WRITTEN EXERCISE:
Where a line below holds the string "preguntas", copy that line.

Stored data:
** begin **

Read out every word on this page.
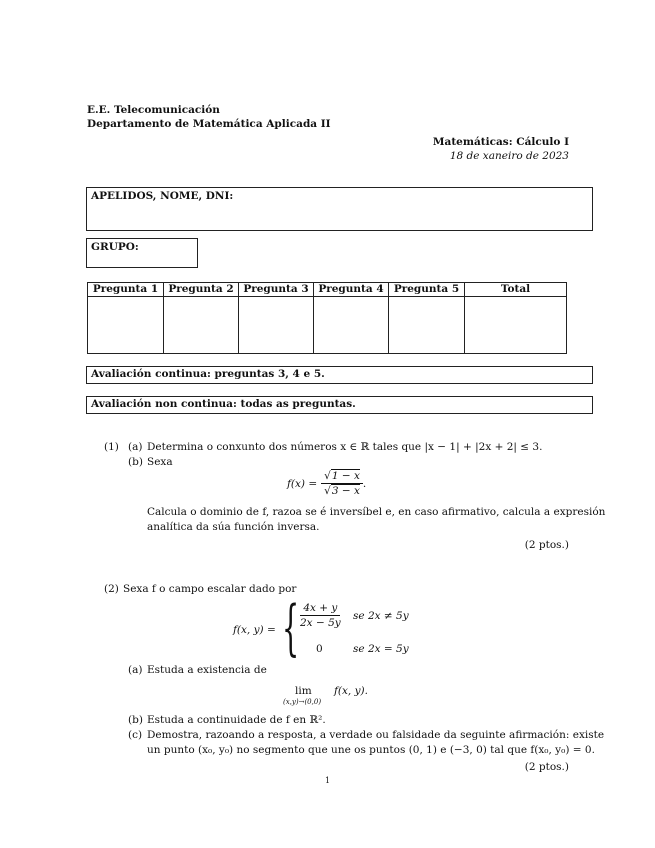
E.E. Telecomunicación
Departamento de Matemática Aplicada II
Matemáticas: Cálculo I
18 de xaneiro de 2023
APELIDOS, NOME, DNI:
GRUPO:
Pregunta 1	Pregunta 2	Pregunta 3	Pregunta 4	Pregunta 5	Total

Avaliación continua: preguntas 3, 4 e 5.
Avaliación non continua: todas as preguntas.
(1) (a) Determina o conxunto dos números x ∈ ℝ tales que |x − 1| + |2x + 2| ≤ 3.
(b) Sexa
$f(x) = \frac{√1 - x}{√3 - x}$ .
Calcula o dominio de f, razoa se é inversíbel e, en caso afirmativo, calcula a expresión
analítica da súa función inversa.
(2 ptos.)
(2) Sexa f o campo escalar dado por
f(x, y) = {
$\frac{4x + y}{2x - 5y}$ se 2x ≠ 5y
0	se 2x = 5y
(a) Estuda a existencia de
lim
(x,y)→(0,0)
f(x, y).
(b) Estuda a continuidade de f en ℝ².
(c) Demostra, razoando a resposta, a verdade ou falsidade da seguinte afirmación: existe
un punto (x₀, y₀) no segmento que une os puntos (0, 1) e (−3, 0) tal que f(x₀, y₀) = 0.
(2 ptos.)
1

** end **

ANSWER TO THIS TASK:
Avaliación continua: preguntas 3, 4 e 5.
Avaliación non continua: todas as preguntas.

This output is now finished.